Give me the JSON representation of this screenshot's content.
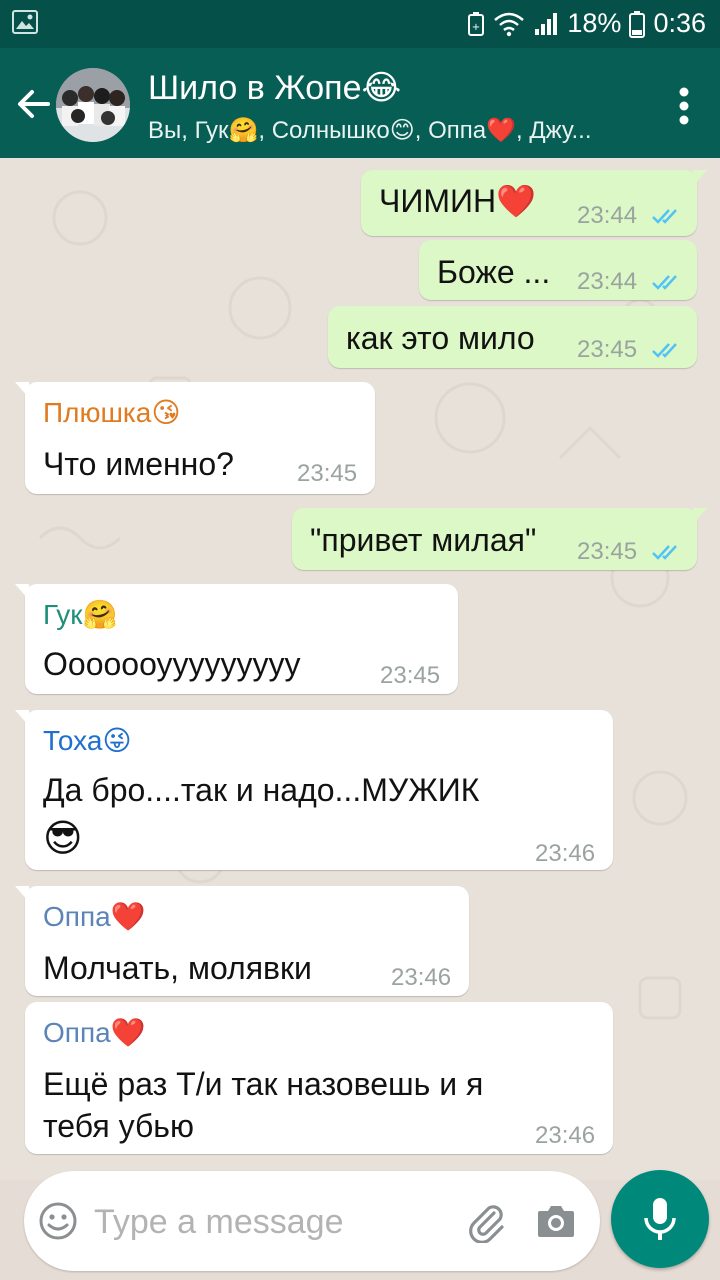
{
  "status_bar": {
    "battery": "18%",
    "time": "0:36"
  },
  "header": {
    "title": "Шило в Жопе😂",
    "members": "Вы, Гук🤗, Солнышко😊, Оппа❤️, Джу..."
  },
  "messages": [
    {
      "dir": "out",
      "text": "ЧИМИН❤️",
      "time": "23:44"
    },
    {
      "dir": "out",
      "text": "Боже ...",
      "time": "23:44"
    },
    {
      "dir": "out",
      "text": "как это мило",
      "time": "23:45"
    },
    {
      "dir": "in",
      "sender": "Плюшка😘",
      "text": "Что именно?",
      "time": "23:45"
    },
    {
      "dir": "out",
      "text": "\"привет милая\"",
      "time": "23:45"
    },
    {
      "dir": "in",
      "sender": "Гук🤗",
      "text": "Ооооооууууууууу",
      "time": "23:45"
    },
    {
      "dir": "in",
      "sender": "Тоха😜",
      "text_line1": "Да бро....так и надо...МУЖИК",
      "text_line2": "😎",
      "time": "23:46"
    },
    {
      "dir": "in",
      "sender": "Оппа❤️",
      "text": "Молчать, молявки",
      "time": "23:46"
    },
    {
      "dir": "in",
      "sender": "Оппа❤️",
      "text_line1": "Ещё раз Т/и так назовешь и я",
      "text_line2": "тебя убью",
      "time": "23:46"
    }
  ],
  "input": {
    "placeholder": "Type a message"
  },
  "colors": {
    "toolbar": "#075e54",
    "status_bar": "#05514a",
    "outgoing_bubble": "#dcf8c6",
    "incoming_bubble": "#ffffff",
    "read_ticks": "#4fc3f7",
    "sender_plushka": "#e07b1f",
    "sender_guk": "#1f8f7a",
    "sender_toha": "#1e6fd0",
    "sender_oppa": "#5b84b8",
    "fab": "#00897b"
  },
  "icons": [
    "gallery-icon",
    "battery-saver-icon",
    "wifi-icon",
    "signal-icon",
    "battery-icon",
    "back-arrow-icon",
    "more-vert-icon",
    "double-check-icon",
    "emoji-icon",
    "paperclip-icon",
    "camera-icon",
    "mic-icon"
  ]
}
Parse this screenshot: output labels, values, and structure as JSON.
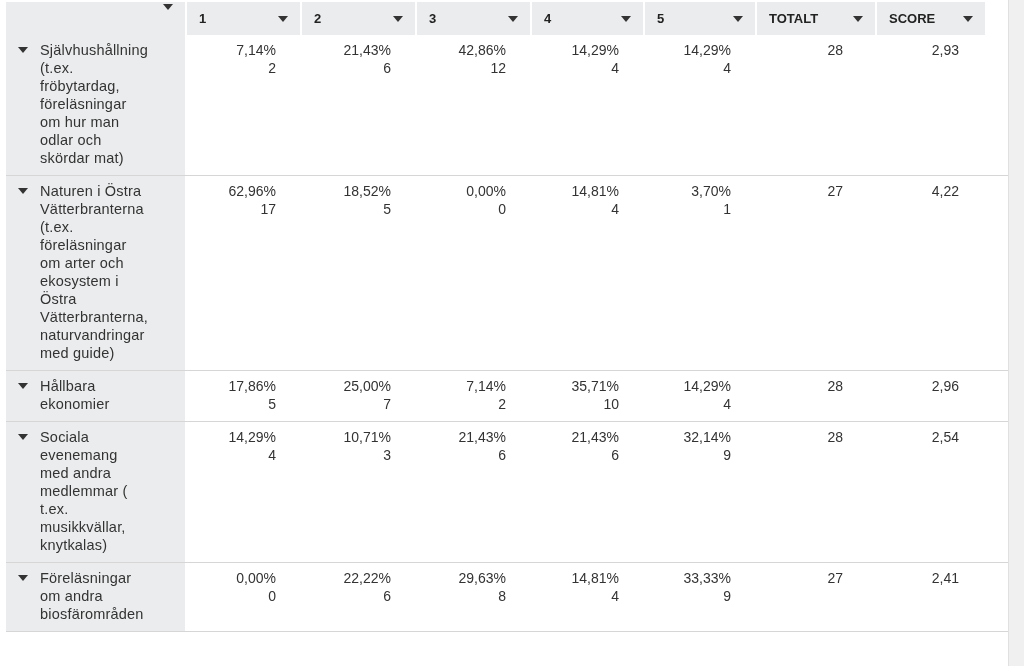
{
  "table": {
    "columns": [
      {},
      {
        "label": "1"
      },
      {
        "label": "2"
      },
      {
        "label": "3"
      },
      {
        "label": "4"
      },
      {
        "label": "5"
      },
      {
        "label": "TOTALT"
      },
      {
        "label": "SCORE"
      }
    ],
    "rows": [
      {
        "label": "Självhushållning (t.ex. fröbytardag, föreläsningar om hur man odlar och skördar mat)",
        "expanded": true,
        "cells": [
          {
            "percent": "7,14%",
            "count": "2"
          },
          {
            "percent": "21,43%",
            "count": "6"
          },
          {
            "percent": "42,86%",
            "count": "12"
          },
          {
            "percent": "14,29%",
            "count": "4"
          },
          {
            "percent": "14,29%",
            "count": "4"
          }
        ],
        "total": "28",
        "score": "2,93"
      },
      {
        "label": "Naturen i Östra Vätterbranterna (t.ex. föreläsningar om arter och ekosystem i Östra Vätterbranterna, naturvandringar med guide)",
        "expanded": true,
        "cells": [
          {
            "percent": "62,96%",
            "count": "17"
          },
          {
            "percent": "18,52%",
            "count": "5"
          },
          {
            "percent": "0,00%",
            "count": "0"
          },
          {
            "percent": "14,81%",
            "count": "4"
          },
          {
            "percent": "3,70%",
            "count": "1"
          }
        ],
        "total": "27",
        "score": "4,22"
      },
      {
        "label": "Hållbara ekonomier",
        "expanded": true,
        "cells": [
          {
            "percent": "17,86%",
            "count": "5"
          },
          {
            "percent": "25,00%",
            "count": "7"
          },
          {
            "percent": "7,14%",
            "count": "2"
          },
          {
            "percent": "35,71%",
            "count": "10"
          },
          {
            "percent": "14,29%",
            "count": "4"
          }
        ],
        "total": "28",
        "score": "2,96"
      },
      {
        "label": "Sociala evenemang med andra medlemmar ( t.ex. musikkvällar, knytkalas)",
        "expanded": true,
        "cells": [
          {
            "percent": "14,29%",
            "count": "4"
          },
          {
            "percent": "10,71%",
            "count": "3"
          },
          {
            "percent": "21,43%",
            "count": "6"
          },
          {
            "percent": "21,43%",
            "count": "6"
          },
          {
            "percent": "32,14%",
            "count": "9"
          }
        ],
        "total": "28",
        "score": "2,54"
      },
      {
        "label": "Föreläsningar om andra biosfärområden",
        "expanded": true,
        "cells": [
          {
            "percent": "0,00%",
            "count": "0"
          },
          {
            "percent": "22,22%",
            "count": "6"
          },
          {
            "percent": "29,63%",
            "count": "8"
          },
          {
            "percent": "14,81%",
            "count": "4"
          },
          {
            "percent": "33,33%",
            "count": "9"
          }
        ],
        "total": "27",
        "score": "2,41"
      }
    ]
  }
}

────────────────────────────────────────

**SET EXERCISE**: Keep only those lines of the records that hold "JSON", and return them.

**RESULT**:
Give me the JSON representation of this screenshot's content.
Parse this screenshot: output labels, values, and structure as JSON.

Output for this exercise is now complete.